**INSTRUCTION**
Records follow. Copy every line with "ブルードゥシャネルの好感度は世代でどう変わる".

[BEGIN]

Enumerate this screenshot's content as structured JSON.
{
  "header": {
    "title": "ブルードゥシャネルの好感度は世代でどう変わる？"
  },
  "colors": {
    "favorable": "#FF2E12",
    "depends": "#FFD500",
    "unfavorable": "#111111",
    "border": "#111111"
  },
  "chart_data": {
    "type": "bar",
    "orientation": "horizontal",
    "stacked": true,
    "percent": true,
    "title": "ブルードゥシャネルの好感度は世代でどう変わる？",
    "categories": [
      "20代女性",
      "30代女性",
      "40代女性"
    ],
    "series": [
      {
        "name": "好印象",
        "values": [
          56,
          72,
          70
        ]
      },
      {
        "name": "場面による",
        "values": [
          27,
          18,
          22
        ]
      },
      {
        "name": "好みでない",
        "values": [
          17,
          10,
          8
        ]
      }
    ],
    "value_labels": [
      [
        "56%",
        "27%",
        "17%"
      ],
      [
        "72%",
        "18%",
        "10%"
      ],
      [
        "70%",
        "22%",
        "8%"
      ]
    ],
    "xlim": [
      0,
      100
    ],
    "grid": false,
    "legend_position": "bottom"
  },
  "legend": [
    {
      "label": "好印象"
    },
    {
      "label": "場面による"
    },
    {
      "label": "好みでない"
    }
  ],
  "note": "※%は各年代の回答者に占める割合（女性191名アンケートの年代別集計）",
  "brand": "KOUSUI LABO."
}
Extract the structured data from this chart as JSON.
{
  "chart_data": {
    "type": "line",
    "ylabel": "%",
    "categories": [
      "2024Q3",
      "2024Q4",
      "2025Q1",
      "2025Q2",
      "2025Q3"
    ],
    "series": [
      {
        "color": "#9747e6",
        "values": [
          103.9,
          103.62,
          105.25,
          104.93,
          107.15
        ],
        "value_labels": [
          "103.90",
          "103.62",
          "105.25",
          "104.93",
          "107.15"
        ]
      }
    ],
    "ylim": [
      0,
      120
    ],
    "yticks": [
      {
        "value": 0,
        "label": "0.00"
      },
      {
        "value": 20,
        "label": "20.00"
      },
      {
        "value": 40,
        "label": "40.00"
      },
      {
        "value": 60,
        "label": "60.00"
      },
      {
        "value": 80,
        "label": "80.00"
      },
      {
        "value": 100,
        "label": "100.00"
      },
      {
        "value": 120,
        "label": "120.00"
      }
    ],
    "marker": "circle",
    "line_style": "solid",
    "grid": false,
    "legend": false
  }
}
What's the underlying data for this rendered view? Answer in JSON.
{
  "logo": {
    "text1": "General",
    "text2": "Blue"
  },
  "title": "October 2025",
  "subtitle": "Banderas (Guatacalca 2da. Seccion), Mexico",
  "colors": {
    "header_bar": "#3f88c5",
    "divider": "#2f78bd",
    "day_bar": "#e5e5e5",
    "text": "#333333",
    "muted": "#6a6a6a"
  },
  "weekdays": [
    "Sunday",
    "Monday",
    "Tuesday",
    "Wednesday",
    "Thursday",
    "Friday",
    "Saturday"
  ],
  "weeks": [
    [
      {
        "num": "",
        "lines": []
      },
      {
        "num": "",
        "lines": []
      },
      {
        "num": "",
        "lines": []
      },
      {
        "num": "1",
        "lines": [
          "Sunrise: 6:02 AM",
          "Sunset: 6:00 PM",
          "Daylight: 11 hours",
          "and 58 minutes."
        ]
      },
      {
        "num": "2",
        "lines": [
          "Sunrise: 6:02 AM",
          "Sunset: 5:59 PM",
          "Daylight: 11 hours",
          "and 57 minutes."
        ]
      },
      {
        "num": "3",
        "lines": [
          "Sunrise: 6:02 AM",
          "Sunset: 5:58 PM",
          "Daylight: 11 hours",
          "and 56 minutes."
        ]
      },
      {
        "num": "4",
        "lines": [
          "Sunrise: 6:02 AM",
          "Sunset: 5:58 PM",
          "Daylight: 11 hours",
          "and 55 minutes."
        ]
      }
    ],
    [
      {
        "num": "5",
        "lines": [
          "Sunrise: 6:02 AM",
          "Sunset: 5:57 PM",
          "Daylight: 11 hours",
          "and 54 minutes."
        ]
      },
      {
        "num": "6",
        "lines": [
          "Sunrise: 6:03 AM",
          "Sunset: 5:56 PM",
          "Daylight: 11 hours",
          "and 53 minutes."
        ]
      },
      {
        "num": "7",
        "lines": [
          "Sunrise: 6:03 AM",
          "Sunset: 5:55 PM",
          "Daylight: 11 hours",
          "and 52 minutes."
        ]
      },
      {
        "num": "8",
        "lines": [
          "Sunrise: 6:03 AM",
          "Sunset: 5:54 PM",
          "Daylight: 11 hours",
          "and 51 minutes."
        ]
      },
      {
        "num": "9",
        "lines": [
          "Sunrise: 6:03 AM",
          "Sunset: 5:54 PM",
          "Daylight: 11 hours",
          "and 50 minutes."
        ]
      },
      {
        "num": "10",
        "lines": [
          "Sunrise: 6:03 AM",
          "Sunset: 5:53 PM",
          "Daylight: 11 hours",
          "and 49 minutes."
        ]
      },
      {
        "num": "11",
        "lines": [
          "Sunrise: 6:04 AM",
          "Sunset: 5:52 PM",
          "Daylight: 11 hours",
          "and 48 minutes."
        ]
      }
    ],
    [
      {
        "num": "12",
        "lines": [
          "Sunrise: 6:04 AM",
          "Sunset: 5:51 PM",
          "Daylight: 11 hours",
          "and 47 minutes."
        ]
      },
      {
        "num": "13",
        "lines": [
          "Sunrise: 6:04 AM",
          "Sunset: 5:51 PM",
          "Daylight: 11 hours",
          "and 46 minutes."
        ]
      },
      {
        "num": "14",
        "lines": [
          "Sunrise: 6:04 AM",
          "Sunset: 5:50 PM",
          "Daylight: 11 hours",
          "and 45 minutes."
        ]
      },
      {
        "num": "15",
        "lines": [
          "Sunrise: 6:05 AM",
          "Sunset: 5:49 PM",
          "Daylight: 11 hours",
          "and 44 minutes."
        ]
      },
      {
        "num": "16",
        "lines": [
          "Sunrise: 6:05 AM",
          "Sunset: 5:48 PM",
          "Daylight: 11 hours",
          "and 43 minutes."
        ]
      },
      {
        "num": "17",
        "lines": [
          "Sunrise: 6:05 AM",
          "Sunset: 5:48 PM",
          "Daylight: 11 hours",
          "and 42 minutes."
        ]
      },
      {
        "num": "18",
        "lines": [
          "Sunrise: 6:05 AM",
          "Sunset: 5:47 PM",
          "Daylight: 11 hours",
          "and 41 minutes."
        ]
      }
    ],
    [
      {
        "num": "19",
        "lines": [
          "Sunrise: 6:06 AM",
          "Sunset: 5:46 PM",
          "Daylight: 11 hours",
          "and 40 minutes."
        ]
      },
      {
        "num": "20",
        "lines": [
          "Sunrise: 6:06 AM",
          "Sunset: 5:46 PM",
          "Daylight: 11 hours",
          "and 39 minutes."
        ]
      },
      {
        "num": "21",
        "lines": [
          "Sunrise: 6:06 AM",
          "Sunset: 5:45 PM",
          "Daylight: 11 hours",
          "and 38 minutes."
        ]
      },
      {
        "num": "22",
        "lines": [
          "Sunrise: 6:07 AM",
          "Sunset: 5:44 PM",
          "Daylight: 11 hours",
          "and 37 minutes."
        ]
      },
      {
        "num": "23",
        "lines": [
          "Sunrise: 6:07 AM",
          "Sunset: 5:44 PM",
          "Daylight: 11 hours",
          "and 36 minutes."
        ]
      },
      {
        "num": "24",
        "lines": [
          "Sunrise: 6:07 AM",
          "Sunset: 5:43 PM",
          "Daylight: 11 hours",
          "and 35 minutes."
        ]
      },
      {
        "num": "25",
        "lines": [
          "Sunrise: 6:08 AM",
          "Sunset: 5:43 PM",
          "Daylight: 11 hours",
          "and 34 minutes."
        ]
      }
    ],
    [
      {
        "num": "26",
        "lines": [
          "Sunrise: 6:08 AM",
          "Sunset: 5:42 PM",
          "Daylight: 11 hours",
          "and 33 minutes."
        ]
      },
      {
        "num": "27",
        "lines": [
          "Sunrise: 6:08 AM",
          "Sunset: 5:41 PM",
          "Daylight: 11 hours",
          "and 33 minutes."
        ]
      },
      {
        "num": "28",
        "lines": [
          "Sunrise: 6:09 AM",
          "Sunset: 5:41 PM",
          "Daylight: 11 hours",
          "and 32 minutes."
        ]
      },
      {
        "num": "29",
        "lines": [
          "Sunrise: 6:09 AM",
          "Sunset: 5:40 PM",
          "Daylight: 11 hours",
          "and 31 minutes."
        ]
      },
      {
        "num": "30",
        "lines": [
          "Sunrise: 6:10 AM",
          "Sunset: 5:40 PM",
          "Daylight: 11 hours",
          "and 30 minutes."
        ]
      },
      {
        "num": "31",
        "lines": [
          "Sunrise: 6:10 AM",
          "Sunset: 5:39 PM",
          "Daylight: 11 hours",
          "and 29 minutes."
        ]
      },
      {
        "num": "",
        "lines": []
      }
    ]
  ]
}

[END]

**ANSWER TO THE EXERCISE**
    "title": "ブルードゥシャネルの好感度は世代でどう変わる？"
    "title": "ブルードゥシャネルの好感度は世代でどう変わる？",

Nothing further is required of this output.